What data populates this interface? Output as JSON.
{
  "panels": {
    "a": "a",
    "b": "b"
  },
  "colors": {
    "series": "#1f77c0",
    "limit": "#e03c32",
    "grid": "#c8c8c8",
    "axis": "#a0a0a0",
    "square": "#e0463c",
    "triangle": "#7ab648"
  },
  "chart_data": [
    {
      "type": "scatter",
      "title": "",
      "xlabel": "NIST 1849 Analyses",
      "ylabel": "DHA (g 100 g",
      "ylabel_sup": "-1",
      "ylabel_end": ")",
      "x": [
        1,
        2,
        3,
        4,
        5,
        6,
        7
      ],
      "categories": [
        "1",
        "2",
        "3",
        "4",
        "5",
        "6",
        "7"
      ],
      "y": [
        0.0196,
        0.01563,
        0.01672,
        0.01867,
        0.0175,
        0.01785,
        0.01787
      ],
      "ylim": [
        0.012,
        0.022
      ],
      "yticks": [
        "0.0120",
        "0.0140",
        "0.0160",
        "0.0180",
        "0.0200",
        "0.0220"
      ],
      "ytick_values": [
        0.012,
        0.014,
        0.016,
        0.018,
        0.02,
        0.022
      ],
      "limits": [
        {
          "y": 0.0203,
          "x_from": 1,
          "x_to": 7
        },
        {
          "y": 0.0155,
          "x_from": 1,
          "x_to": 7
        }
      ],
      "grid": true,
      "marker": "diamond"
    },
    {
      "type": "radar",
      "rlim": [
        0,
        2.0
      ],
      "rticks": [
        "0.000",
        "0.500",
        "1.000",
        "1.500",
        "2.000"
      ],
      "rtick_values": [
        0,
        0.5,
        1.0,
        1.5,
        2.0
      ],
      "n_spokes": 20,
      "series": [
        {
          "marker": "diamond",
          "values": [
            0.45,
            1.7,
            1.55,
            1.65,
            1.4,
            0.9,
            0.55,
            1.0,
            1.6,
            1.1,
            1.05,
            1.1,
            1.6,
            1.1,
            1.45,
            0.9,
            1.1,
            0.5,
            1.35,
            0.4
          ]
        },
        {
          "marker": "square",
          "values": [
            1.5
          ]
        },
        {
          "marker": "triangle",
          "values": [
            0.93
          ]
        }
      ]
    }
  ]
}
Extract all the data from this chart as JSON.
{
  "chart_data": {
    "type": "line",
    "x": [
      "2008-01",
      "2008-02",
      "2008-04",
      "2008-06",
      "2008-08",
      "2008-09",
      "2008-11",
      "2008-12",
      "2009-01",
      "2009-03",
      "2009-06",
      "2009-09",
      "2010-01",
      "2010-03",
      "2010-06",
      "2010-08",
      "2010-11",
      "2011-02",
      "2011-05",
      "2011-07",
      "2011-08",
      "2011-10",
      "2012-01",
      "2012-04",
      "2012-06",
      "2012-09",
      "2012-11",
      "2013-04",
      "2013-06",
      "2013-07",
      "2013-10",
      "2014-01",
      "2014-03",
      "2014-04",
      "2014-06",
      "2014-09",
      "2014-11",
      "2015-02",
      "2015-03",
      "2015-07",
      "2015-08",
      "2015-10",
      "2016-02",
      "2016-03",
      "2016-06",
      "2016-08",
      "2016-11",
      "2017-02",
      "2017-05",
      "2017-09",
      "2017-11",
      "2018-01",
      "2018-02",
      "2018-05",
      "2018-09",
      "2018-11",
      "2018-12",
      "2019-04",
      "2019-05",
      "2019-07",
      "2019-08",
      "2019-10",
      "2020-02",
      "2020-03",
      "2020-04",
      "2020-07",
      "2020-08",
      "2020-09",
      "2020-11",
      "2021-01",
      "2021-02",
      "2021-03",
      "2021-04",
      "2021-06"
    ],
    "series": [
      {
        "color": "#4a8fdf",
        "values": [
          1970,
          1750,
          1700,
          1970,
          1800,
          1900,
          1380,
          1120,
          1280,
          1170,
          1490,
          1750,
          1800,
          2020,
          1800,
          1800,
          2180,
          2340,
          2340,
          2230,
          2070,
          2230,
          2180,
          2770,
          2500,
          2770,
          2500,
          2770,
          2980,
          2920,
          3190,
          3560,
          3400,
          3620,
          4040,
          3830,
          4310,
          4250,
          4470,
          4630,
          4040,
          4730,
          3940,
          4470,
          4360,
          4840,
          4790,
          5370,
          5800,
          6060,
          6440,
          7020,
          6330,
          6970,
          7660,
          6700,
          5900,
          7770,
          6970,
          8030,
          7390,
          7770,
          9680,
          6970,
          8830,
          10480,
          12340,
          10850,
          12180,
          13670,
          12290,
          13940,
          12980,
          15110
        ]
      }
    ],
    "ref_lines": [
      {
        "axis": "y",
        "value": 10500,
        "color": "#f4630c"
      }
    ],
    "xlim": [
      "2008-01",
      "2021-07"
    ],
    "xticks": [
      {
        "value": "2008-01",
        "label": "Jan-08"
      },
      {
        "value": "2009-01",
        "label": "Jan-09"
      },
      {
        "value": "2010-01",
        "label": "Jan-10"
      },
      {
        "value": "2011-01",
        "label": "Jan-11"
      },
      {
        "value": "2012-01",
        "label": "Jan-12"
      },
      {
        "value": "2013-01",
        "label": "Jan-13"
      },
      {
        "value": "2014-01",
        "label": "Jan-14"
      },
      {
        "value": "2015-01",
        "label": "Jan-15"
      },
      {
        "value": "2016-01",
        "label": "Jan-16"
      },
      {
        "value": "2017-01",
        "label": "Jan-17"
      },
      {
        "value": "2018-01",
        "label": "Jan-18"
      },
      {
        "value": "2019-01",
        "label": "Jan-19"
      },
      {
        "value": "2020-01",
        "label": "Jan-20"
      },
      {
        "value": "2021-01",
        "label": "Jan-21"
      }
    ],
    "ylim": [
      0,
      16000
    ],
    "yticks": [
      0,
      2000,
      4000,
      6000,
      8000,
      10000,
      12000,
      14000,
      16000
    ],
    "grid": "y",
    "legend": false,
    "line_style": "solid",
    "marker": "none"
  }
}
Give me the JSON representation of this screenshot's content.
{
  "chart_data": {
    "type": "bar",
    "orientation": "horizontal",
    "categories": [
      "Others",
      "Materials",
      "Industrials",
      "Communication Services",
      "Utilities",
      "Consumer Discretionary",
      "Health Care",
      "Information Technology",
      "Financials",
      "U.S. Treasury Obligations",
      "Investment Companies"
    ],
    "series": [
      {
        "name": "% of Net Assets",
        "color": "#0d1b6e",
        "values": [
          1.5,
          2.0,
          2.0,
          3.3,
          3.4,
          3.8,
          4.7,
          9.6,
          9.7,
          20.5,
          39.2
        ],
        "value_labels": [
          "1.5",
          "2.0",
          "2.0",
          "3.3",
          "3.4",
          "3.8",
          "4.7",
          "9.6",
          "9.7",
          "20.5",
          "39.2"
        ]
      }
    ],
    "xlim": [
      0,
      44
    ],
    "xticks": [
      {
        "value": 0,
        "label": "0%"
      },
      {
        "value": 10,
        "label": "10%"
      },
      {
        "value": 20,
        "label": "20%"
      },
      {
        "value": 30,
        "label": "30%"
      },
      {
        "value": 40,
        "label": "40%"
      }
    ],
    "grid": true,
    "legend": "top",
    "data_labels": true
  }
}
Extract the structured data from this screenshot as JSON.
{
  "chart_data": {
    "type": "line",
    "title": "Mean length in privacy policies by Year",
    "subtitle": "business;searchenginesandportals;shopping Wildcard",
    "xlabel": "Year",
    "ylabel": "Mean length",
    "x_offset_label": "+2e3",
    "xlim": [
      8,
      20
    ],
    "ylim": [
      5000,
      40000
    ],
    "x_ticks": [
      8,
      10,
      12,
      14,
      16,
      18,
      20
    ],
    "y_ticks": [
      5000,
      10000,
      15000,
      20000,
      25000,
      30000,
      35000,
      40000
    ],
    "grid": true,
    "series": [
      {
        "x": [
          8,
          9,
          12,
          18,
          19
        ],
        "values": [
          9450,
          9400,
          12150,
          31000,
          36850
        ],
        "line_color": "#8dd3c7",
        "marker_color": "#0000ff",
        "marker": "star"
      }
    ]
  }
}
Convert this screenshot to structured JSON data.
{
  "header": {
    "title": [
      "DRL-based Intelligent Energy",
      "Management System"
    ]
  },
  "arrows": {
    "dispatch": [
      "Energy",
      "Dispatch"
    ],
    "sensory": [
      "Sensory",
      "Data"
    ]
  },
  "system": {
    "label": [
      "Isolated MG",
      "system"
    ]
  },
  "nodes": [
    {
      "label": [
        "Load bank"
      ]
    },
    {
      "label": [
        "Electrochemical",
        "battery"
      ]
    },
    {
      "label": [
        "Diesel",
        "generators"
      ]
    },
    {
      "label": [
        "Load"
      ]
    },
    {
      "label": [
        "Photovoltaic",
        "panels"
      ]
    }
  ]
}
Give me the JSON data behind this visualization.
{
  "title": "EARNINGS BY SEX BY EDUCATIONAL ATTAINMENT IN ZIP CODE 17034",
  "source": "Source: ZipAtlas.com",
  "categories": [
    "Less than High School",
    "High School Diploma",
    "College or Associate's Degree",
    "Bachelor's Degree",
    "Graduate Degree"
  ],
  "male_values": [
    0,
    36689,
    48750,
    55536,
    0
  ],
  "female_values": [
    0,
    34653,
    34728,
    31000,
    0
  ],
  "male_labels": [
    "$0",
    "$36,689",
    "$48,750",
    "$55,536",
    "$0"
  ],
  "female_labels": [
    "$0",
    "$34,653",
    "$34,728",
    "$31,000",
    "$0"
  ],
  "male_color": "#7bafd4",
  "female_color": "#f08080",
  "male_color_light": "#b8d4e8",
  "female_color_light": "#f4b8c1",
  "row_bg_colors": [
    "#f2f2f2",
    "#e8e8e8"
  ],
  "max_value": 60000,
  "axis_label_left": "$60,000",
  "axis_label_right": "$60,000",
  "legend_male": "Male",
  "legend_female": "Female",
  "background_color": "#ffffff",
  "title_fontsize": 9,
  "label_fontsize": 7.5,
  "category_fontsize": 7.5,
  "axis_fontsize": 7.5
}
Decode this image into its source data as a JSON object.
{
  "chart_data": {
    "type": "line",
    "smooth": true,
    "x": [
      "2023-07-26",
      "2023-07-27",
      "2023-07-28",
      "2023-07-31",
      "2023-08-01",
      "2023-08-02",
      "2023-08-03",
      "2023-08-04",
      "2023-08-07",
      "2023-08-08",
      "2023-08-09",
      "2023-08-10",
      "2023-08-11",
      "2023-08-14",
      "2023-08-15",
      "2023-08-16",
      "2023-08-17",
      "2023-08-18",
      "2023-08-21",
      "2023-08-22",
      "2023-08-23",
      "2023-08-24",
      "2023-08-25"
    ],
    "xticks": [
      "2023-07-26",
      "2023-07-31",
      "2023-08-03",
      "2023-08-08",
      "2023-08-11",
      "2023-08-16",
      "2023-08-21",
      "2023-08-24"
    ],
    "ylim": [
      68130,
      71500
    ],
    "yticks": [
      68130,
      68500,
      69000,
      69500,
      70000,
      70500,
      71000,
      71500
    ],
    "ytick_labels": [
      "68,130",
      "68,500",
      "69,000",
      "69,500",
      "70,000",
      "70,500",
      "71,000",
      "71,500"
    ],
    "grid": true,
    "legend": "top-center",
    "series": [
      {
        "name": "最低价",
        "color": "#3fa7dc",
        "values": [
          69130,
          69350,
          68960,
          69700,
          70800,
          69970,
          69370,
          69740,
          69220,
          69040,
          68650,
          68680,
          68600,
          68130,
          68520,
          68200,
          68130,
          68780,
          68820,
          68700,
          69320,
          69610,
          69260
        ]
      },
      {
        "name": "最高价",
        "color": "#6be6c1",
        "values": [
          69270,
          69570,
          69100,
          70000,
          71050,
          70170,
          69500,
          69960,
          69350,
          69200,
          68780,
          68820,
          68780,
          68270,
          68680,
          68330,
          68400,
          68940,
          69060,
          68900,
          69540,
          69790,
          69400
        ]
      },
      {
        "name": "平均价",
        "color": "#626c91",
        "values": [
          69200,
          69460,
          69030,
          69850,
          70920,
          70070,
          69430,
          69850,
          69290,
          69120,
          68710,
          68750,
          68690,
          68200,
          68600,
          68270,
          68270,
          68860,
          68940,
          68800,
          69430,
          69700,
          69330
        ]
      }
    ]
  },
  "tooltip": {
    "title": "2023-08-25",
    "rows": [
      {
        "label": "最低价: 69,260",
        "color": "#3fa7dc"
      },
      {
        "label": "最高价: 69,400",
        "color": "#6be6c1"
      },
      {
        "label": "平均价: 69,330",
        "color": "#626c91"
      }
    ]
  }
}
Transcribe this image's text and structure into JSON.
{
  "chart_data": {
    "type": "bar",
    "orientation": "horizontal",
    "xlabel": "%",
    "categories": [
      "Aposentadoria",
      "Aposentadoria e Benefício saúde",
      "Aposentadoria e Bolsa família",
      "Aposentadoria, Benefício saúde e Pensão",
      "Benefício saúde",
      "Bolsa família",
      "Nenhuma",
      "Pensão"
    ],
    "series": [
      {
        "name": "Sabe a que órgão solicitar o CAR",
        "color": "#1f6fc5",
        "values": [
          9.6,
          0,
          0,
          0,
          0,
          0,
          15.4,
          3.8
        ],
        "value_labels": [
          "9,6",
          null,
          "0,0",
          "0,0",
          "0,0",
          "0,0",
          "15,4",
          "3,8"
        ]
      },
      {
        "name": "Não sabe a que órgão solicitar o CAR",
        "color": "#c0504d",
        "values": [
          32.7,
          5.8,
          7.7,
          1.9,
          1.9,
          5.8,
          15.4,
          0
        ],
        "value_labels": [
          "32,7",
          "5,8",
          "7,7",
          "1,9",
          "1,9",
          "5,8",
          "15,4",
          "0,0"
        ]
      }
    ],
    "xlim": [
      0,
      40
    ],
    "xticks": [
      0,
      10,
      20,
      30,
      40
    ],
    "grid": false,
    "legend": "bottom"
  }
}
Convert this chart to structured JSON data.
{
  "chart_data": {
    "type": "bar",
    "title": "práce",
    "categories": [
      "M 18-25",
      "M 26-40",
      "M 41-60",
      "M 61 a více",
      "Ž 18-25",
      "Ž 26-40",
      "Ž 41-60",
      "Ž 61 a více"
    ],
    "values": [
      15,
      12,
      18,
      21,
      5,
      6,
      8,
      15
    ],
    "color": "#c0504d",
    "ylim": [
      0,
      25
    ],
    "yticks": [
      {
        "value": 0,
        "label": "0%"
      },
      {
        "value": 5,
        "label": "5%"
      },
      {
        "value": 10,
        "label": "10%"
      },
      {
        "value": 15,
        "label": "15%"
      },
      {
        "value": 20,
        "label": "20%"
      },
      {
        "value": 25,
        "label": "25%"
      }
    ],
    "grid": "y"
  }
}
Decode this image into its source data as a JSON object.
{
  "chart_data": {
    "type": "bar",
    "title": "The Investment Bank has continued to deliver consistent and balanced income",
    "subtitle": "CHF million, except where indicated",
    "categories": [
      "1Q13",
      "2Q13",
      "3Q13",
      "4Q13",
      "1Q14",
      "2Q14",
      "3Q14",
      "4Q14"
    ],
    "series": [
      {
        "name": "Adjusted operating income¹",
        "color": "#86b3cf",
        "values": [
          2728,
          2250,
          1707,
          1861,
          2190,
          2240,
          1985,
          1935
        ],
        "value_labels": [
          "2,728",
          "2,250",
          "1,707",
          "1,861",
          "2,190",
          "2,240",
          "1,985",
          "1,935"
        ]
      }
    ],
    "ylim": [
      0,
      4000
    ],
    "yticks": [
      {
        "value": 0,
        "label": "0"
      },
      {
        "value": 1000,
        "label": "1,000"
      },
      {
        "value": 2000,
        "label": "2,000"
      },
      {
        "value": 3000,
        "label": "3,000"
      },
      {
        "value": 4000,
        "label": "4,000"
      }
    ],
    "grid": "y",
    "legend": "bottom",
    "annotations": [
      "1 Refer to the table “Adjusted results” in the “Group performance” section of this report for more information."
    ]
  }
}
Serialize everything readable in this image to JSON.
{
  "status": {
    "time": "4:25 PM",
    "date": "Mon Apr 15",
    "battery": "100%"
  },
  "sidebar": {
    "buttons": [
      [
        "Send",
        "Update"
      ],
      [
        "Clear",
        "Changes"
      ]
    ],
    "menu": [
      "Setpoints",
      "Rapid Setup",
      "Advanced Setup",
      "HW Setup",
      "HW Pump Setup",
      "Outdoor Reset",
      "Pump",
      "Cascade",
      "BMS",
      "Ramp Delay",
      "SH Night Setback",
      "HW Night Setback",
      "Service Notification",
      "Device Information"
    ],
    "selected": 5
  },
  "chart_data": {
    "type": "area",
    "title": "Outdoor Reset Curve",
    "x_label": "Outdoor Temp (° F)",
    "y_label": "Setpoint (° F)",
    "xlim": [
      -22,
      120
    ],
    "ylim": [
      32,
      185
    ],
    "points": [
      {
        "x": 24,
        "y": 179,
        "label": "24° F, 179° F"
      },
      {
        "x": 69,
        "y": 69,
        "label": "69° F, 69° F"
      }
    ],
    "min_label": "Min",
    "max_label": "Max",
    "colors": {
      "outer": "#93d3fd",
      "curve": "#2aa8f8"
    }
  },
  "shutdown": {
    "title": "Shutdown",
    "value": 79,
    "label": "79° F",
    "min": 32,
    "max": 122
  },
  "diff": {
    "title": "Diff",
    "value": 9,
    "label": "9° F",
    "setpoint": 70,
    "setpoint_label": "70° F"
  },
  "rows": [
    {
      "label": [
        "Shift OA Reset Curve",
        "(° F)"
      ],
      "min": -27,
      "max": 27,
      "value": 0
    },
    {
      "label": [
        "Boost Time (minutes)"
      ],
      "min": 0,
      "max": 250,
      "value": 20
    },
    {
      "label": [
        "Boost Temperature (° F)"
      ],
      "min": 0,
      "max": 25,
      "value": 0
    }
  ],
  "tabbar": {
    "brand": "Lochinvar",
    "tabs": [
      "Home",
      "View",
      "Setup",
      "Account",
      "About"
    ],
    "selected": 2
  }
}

### [What needs to be done]
Find every line that has "Convert" in it, then return those lines.

### [Solution to this task]
Convert this screenshot to structured JSON data.
Convert this chart to structured JSON data.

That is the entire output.